GIVEN TASK — Omit every picture and return the rest of the data unaltered.

[begin SOURCE RECORDS]

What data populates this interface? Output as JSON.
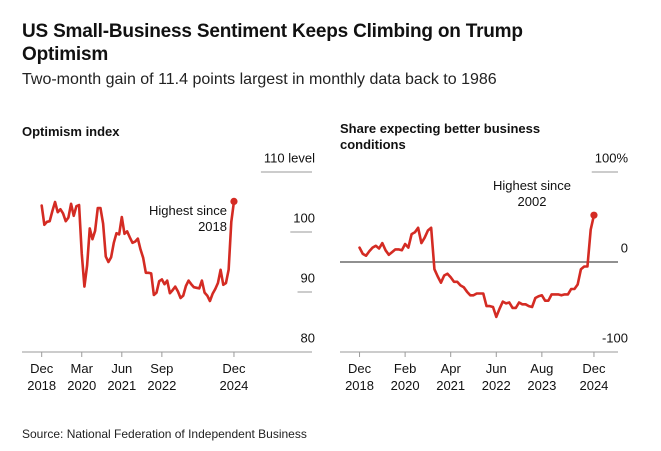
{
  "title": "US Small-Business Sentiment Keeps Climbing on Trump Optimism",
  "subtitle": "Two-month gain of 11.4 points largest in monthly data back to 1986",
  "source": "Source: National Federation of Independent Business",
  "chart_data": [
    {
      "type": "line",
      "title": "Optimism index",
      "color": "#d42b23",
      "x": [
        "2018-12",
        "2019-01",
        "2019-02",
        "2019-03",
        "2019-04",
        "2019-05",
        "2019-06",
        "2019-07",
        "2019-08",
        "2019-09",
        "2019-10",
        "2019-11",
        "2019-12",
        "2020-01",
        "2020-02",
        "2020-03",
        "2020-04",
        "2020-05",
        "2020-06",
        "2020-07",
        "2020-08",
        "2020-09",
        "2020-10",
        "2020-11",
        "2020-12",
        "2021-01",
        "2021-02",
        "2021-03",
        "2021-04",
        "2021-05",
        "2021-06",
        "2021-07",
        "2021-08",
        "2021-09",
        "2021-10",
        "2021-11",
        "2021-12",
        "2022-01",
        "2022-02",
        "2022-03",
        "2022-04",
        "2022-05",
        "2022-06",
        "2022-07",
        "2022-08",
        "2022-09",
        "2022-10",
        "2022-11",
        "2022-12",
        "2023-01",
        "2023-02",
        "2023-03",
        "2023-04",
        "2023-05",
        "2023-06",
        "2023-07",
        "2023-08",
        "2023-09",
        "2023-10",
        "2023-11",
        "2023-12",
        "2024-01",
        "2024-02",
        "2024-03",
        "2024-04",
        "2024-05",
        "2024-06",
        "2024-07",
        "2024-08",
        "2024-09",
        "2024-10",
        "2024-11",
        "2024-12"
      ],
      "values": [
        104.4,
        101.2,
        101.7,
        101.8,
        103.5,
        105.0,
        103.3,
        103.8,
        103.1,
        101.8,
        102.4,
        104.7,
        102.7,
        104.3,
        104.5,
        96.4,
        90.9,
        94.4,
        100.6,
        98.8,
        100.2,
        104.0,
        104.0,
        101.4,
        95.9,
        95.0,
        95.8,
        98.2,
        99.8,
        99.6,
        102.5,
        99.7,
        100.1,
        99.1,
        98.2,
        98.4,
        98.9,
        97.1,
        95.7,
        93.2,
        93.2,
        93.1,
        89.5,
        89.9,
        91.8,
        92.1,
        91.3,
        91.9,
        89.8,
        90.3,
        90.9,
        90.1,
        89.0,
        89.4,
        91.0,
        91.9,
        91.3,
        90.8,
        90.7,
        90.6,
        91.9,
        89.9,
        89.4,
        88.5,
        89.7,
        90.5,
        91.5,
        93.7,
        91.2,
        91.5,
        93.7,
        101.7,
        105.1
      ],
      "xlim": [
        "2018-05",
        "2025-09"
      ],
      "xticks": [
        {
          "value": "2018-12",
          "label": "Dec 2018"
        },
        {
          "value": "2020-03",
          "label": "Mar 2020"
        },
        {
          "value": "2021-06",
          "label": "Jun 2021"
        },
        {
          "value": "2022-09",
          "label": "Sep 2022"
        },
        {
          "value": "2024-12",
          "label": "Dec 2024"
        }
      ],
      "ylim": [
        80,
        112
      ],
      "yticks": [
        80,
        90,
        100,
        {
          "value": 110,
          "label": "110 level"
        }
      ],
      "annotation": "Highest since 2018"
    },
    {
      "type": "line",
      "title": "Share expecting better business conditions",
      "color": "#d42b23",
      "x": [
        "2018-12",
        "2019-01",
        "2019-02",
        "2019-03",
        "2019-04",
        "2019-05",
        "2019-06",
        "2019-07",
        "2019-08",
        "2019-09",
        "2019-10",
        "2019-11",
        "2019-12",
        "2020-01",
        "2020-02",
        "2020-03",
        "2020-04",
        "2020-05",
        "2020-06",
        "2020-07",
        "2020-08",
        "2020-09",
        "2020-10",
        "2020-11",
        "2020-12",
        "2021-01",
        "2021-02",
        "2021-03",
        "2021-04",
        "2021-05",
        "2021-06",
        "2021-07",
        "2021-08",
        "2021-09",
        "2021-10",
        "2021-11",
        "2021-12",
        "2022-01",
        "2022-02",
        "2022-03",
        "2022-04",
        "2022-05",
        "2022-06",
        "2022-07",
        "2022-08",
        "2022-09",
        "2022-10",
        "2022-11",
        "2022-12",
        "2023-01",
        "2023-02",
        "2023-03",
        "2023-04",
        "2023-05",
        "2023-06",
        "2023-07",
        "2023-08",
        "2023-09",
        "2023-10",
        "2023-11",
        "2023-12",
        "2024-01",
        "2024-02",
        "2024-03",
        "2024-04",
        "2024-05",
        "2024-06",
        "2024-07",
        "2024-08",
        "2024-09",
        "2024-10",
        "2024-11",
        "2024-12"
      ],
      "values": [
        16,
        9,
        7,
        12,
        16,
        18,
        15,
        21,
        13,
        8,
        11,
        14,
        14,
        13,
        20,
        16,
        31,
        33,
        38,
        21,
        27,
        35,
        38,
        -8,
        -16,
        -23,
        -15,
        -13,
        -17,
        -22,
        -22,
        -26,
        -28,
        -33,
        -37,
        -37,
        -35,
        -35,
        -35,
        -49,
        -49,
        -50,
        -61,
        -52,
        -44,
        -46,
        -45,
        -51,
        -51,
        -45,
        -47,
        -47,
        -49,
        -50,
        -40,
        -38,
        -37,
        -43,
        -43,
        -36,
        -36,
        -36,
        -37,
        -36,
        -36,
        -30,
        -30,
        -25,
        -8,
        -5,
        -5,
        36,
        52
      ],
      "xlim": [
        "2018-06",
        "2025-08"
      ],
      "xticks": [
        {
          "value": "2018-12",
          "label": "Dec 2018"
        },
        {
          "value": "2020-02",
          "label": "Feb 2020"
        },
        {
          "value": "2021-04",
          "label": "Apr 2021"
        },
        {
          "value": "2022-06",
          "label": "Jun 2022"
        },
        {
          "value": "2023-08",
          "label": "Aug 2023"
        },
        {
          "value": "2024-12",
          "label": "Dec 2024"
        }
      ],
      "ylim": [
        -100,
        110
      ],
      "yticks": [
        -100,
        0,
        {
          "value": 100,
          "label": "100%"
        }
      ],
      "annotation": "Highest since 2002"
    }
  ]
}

[end SOURCE RECORDS]

RESPONSE TO THIS EXERCISE —
What data populates this interface? Output as JSON.
{
  "title": "US Small-Business Sentiment Keeps Climbing on Trump Optimism",
  "subtitle": "Two-month gain of 11.4 points largest in monthly data back to 1986",
  "source": "Source: National Federation of Independent Business",
  "chart_data": [
    {
      "type": "line",
      "title": "Optimism index",
      "color": "#d42b23",
      "x": [
        "2018-12",
        "2019-01",
        "2019-02",
        "2019-03",
        "2019-04",
        "2019-05",
        "2019-06",
        "2019-07",
        "2019-08",
        "2019-09",
        "2019-10",
        "2019-11",
        "2019-12",
        "2020-01",
        "2020-02",
        "2020-03",
        "2020-04",
        "2020-05",
        "2020-06",
        "2020-07",
        "2020-08",
        "2020-09",
        "2020-10",
        "2020-11",
        "2020-12",
        "2021-01",
        "2021-02",
        "2021-03",
        "2021-04",
        "2021-05",
        "2021-06",
        "2021-07",
        "2021-08",
        "2021-09",
        "2021-10",
        "2021-11",
        "2021-12",
        "2022-01",
        "2022-02",
        "2022-03",
        "2022-04",
        "2022-05",
        "2022-06",
        "2022-07",
        "2022-08",
        "2022-09",
        "2022-10",
        "2022-11",
        "2022-12",
        "2023-01",
        "2023-02",
        "2023-03",
        "2023-04",
        "2023-05",
        "2023-06",
        "2023-07",
        "2023-08",
        "2023-09",
        "2023-10",
        "2023-11",
        "2023-12",
        "2024-01",
        "2024-02",
        "2024-03",
        "2024-04",
        "2024-05",
        "2024-06",
        "2024-07",
        "2024-08",
        "2024-09",
        "2024-10",
        "2024-11",
        "2024-12"
      ],
      "values": [
        104.4,
        101.2,
        101.7,
        101.8,
        103.5,
        105.0,
        103.3,
        103.8,
        103.1,
        101.8,
        102.4,
        104.7,
        102.7,
        104.3,
        104.5,
        96.4,
        90.9,
        94.4,
        100.6,
        98.8,
        100.2,
        104.0,
        104.0,
        101.4,
        95.9,
        95.0,
        95.8,
        98.2,
        99.8,
        99.6,
        102.5,
        99.7,
        100.1,
        99.1,
        98.2,
        98.4,
        98.9,
        97.1,
        95.7,
        93.2,
        93.2,
        93.1,
        89.5,
        89.9,
        91.8,
        92.1,
        91.3,
        91.9,
        89.8,
        90.3,
        90.9,
        90.1,
        89.0,
        89.4,
        91.0,
        91.9,
        91.3,
        90.8,
        90.7,
        90.6,
        91.9,
        89.9,
        89.4,
        88.5,
        89.7,
        90.5,
        91.5,
        93.7,
        91.2,
        91.5,
        93.7,
        101.7,
        105.1
      ],
      "xlim": [
        "2018-05",
        "2025-09"
      ],
      "xticks": [
        {
          "value": "2018-12",
          "label": "Dec 2018"
        },
        {
          "value": "2020-03",
          "label": "Mar 2020"
        },
        {
          "value": "2021-06",
          "label": "Jun 2021"
        },
        {
          "value": "2022-09",
          "label": "Sep 2022"
        },
        {
          "value": "2024-12",
          "label": "Dec 2024"
        }
      ],
      "ylim": [
        80,
        112
      ],
      "yticks": [
        80,
        90,
        100,
        {
          "value": 110,
          "label": "110 level"
        }
      ],
      "annotation": "Highest since 2018"
    },
    {
      "type": "line",
      "title": "Share expecting better business conditions",
      "color": "#d42b23",
      "x": [
        "2018-12",
        "2019-01",
        "2019-02",
        "2019-03",
        "2019-04",
        "2019-05",
        "2019-06",
        "2019-07",
        "2019-08",
        "2019-09",
        "2019-10",
        "2019-11",
        "2019-12",
        "2020-01",
        "2020-02",
        "2020-03",
        "2020-04",
        "2020-05",
        "2020-06",
        "2020-07",
        "2020-08",
        "2020-09",
        "2020-10",
        "2020-11",
        "2020-12",
        "2021-01",
        "2021-02",
        "2021-03",
        "2021-04",
        "2021-05",
        "2021-06",
        "2021-07",
        "2021-08",
        "2021-09",
        "2021-10",
        "2021-11",
        "2021-12",
        "2022-01",
        "2022-02",
        "2022-03",
        "2022-04",
        "2022-05",
        "2022-06",
        "2022-07",
        "2022-08",
        "2022-09",
        "2022-10",
        "2022-11",
        "2022-12",
        "2023-01",
        "2023-02",
        "2023-03",
        "2023-04",
        "2023-05",
        "2023-06",
        "2023-07",
        "2023-08",
        "2023-09",
        "2023-10",
        "2023-11",
        "2023-12",
        "2024-01",
        "2024-02",
        "2024-03",
        "2024-04",
        "2024-05",
        "2024-06",
        "2024-07",
        "2024-08",
        "2024-09",
        "2024-10",
        "2024-11",
        "2024-12"
      ],
      "values": [
        16,
        9,
        7,
        12,
        16,
        18,
        15,
        21,
        13,
        8,
        11,
        14,
        14,
        13,
        20,
        16,
        31,
        33,
        38,
        21,
        27,
        35,
        38,
        -8,
        -16,
        -23,
        -15,
        -13,
        -17,
        -22,
        -22,
        -26,
        -28,
        -33,
        -37,
        -37,
        -35,
        -35,
        -35,
        -49,
        -49,
        -50,
        -61,
        -52,
        -44,
        -46,
        -45,
        -51,
        -51,
        -45,
        -47,
        -47,
        -49,
        -50,
        -40,
        -38,
        -37,
        -43,
        -43,
        -36,
        -36,
        -36,
        -37,
        -36,
        -36,
        -30,
        -30,
        -25,
        -8,
        -5,
        -5,
        36,
        52
      ],
      "xlim": [
        "2018-06",
        "2025-08"
      ],
      "xticks": [
        {
          "value": "2018-12",
          "label": "Dec 2018"
        },
        {
          "value": "2020-02",
          "label": "Feb 2020"
        },
        {
          "value": "2021-04",
          "label": "Apr 2021"
        },
        {
          "value": "2022-06",
          "label": "Jun 2022"
        },
        {
          "value": "2023-08",
          "label": "Aug 2023"
        },
        {
          "value": "2024-12",
          "label": "Dec 2024"
        }
      ],
      "ylim": [
        -100,
        110
      ],
      "yticks": [
        -100,
        0,
        {
          "value": 100,
          "label": "100%"
        }
      ],
      "annotation": "Highest since 2002"
    }
  ]
}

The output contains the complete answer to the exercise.